## Written instruction
Give a verbatim copy of the lines below, minus the pictures.

## Material
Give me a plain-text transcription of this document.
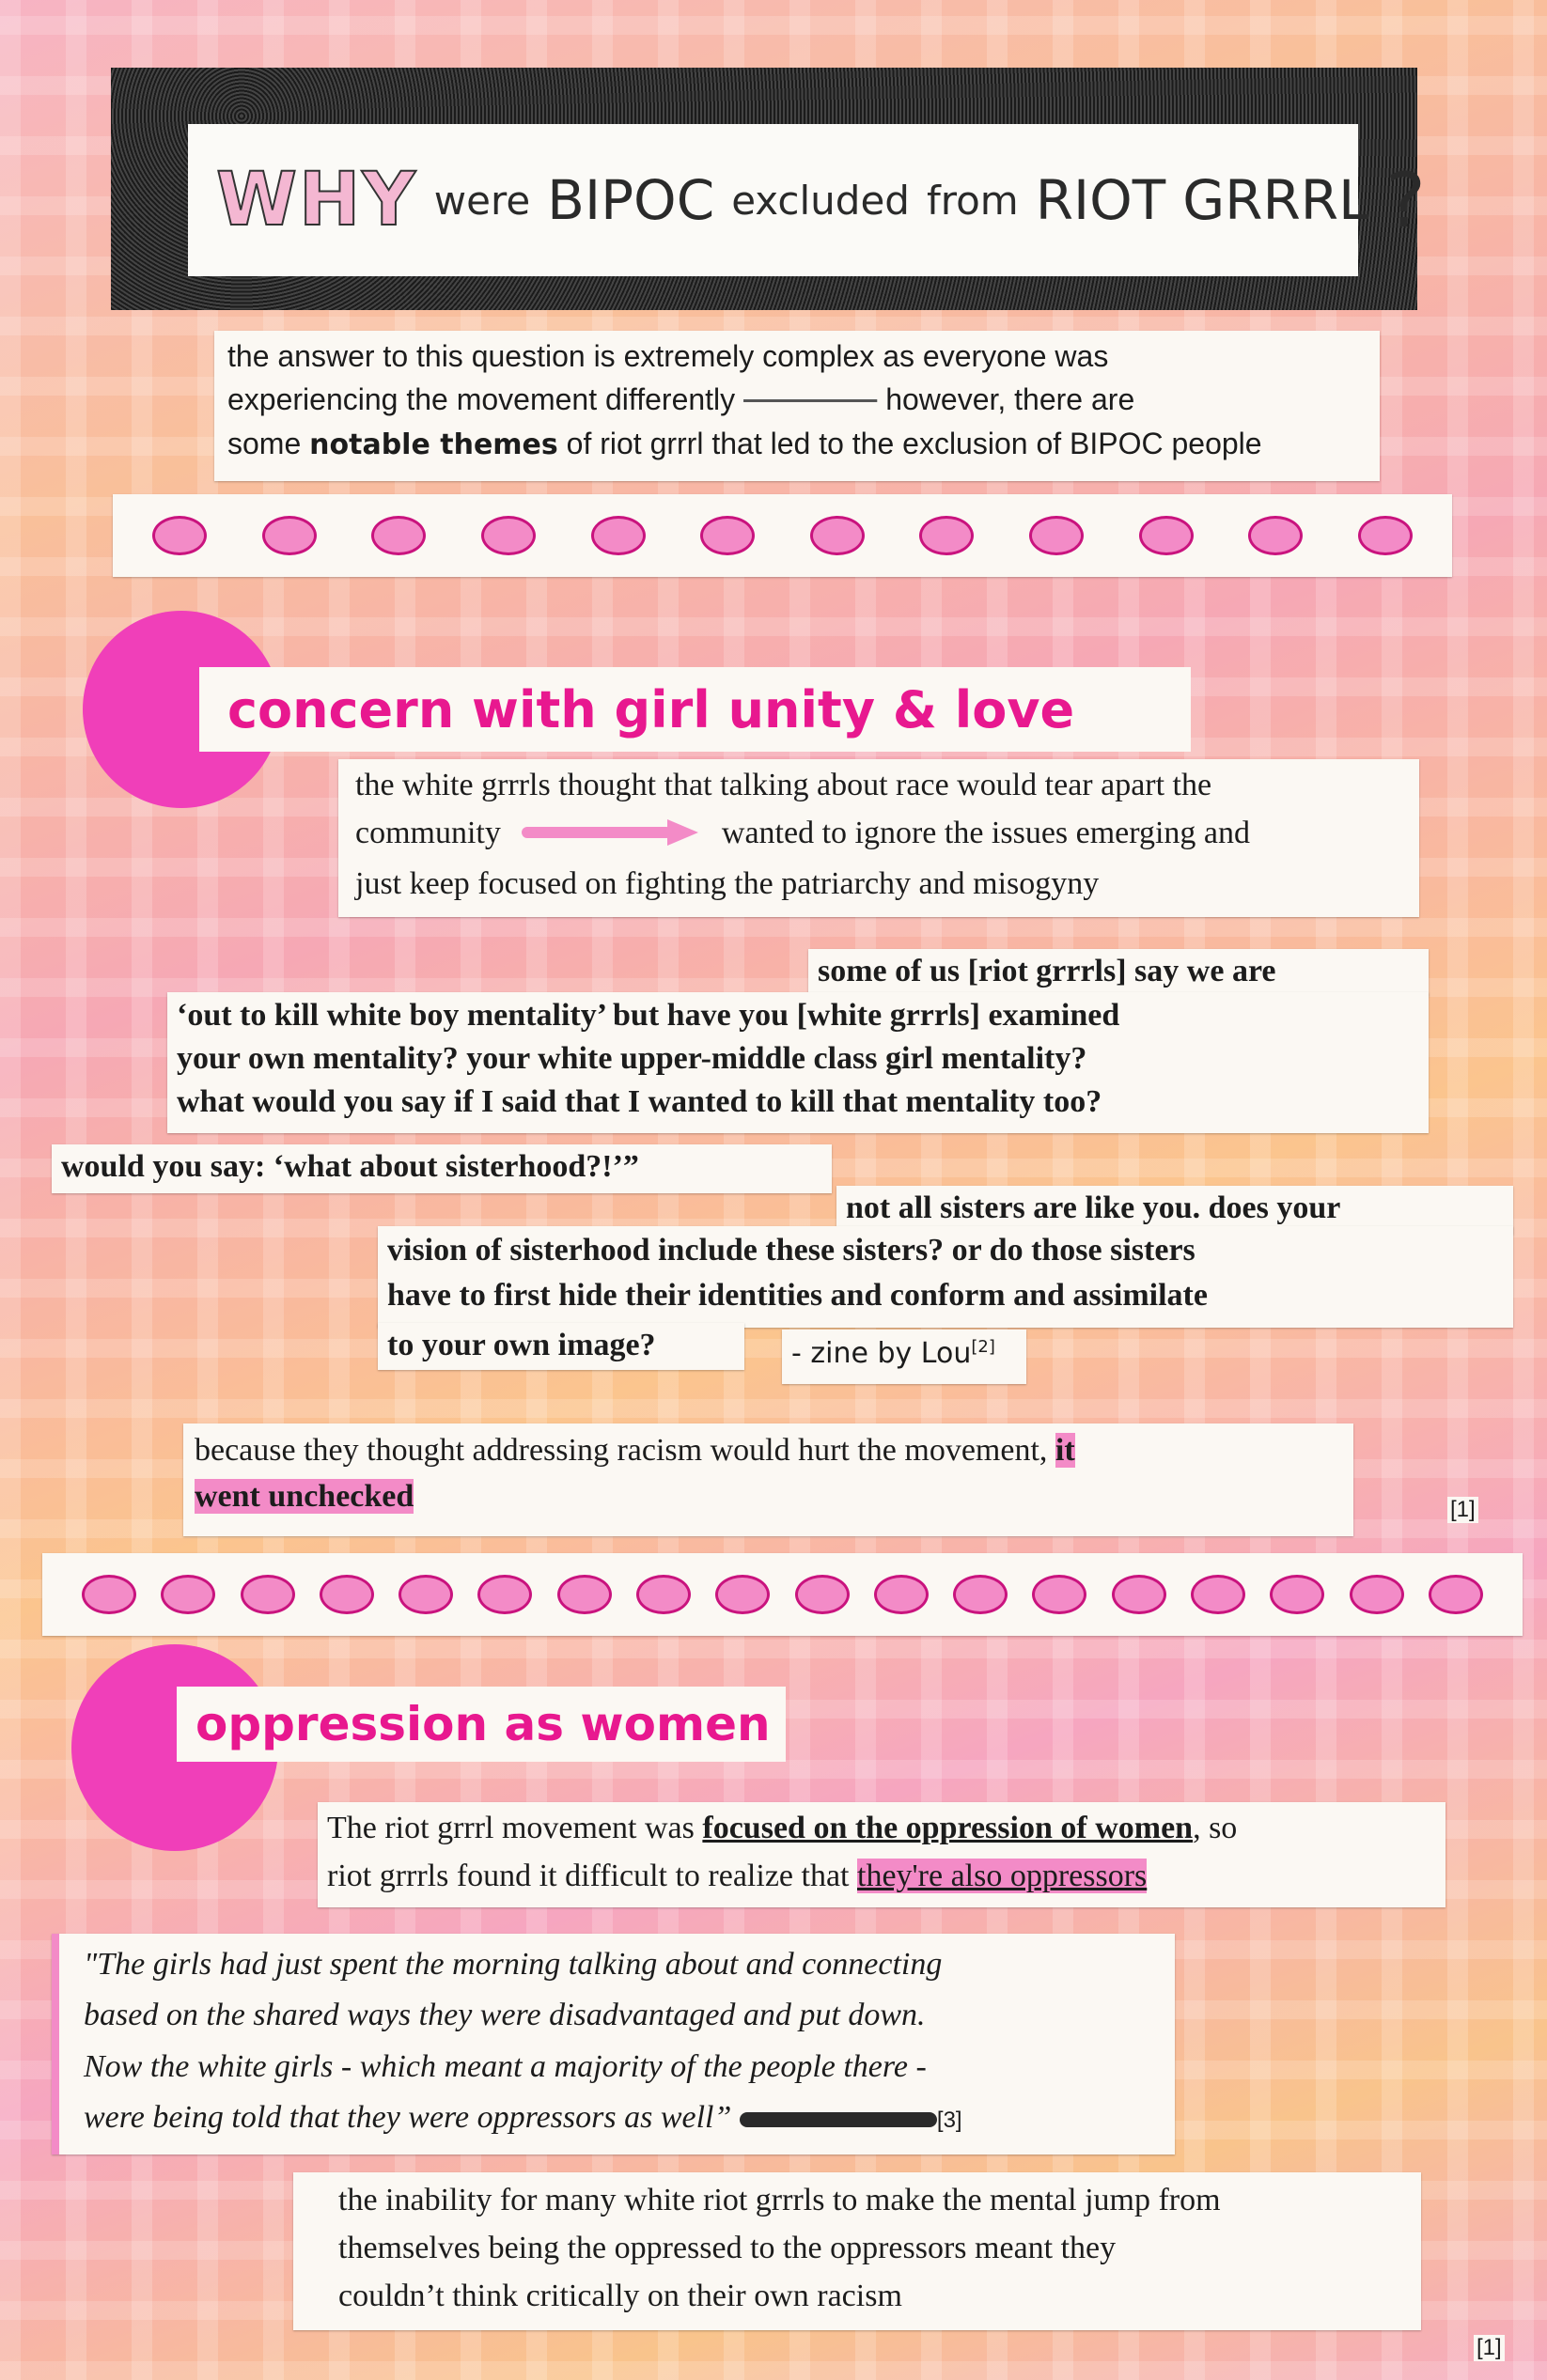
WHY were BIPOC excluded from RIOT GRRRL ?
the answer to this question is extremely complex as everyone was
experiencing the movement differently	however, there are
some notable themes of riot grrrl that led to the exclusion of BIPOC people
concern with girl unity & love
the white grrrls thought that talking about race would tear apart the
community	wanted to ignore the issues emerging and
just keep focused on fighting the patriarchy and misogyny
some of us [riot grrrls] say we are
‘out to kill white boy mentality’ but have you [white grrrls] examined
your own mentality? your white upper-middle class girl mentality?
what would you say if I said that I wanted to kill that mentality too?
would you say: ‘what about sisterhood?!’”
not all sisters are like you. does your
vision of sisterhood include these sisters? or do those sisters
have to first hide their identities and conform and assimilate
to your own image?	- zine by Lou[2]
because they thought addressing racism would hurt the movement, it
went unchecked	[1]
oppression as women
The riot grrrl movement was focused on the oppression of women, so
riot grrrls found it difficult to realize that they're also oppressors
"The girls had just spent the morning talking about and connecting
based on the shared ways they were disadvantaged and put down.
Now the white girls - which meant a majority of the people there -
were being told that they were oppressors as well”	[3]
the inability for many white riot grrrls to make the mental jump from
themselves being the oppressed to the oppressors meant they
couldn’t think critically on their own racism
[1]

## Exercise solution
Give me a plain-text transcription of this document.
WHY were BIPOC excluded from RIOT GRRRL ?
the answer to this question is extremely complex as everyone was
experiencing the movement differently	however, there are
some notable themes of riot grrrl that led to the exclusion of BIPOC people
concern with girl unity & love
the white grrrls thought that talking about race would tear apart the
community	wanted to ignore the issues emerging and
just keep focused on fighting the patriarchy and misogyny
some of us [riot grrrls] say we are
‘out to kill white boy mentality’ but have you [white grrrls] examined
your own mentality? your white upper-middle class girl mentality?
what would you say if I said that I wanted to kill that mentality too?
would you say: ‘what about sisterhood?!’”
not all sisters are like you. does your
vision of sisterhood include these sisters? or do those sisters
have to first hide their identities and conform and assimilate
to your own image?	- zine by Lou[2]
because they thought addressing racism would hurt the movement, it
went unchecked	[1]
oppression as women
The riot grrrl movement was focused on the oppression of women, so
riot grrrls found it difficult to realize that they're also oppressors
"The girls had just spent the morning talking about and connecting
based on the shared ways they were disadvantaged and put down.
Now the white girls - which meant a majority of the people there -
were being told that they were oppressors as well”	[3]
the inability for many white riot grrrls to make the mental jump from
themselves being the oppressed to the oppressors meant they
couldn’t think critically on their own racism
[1]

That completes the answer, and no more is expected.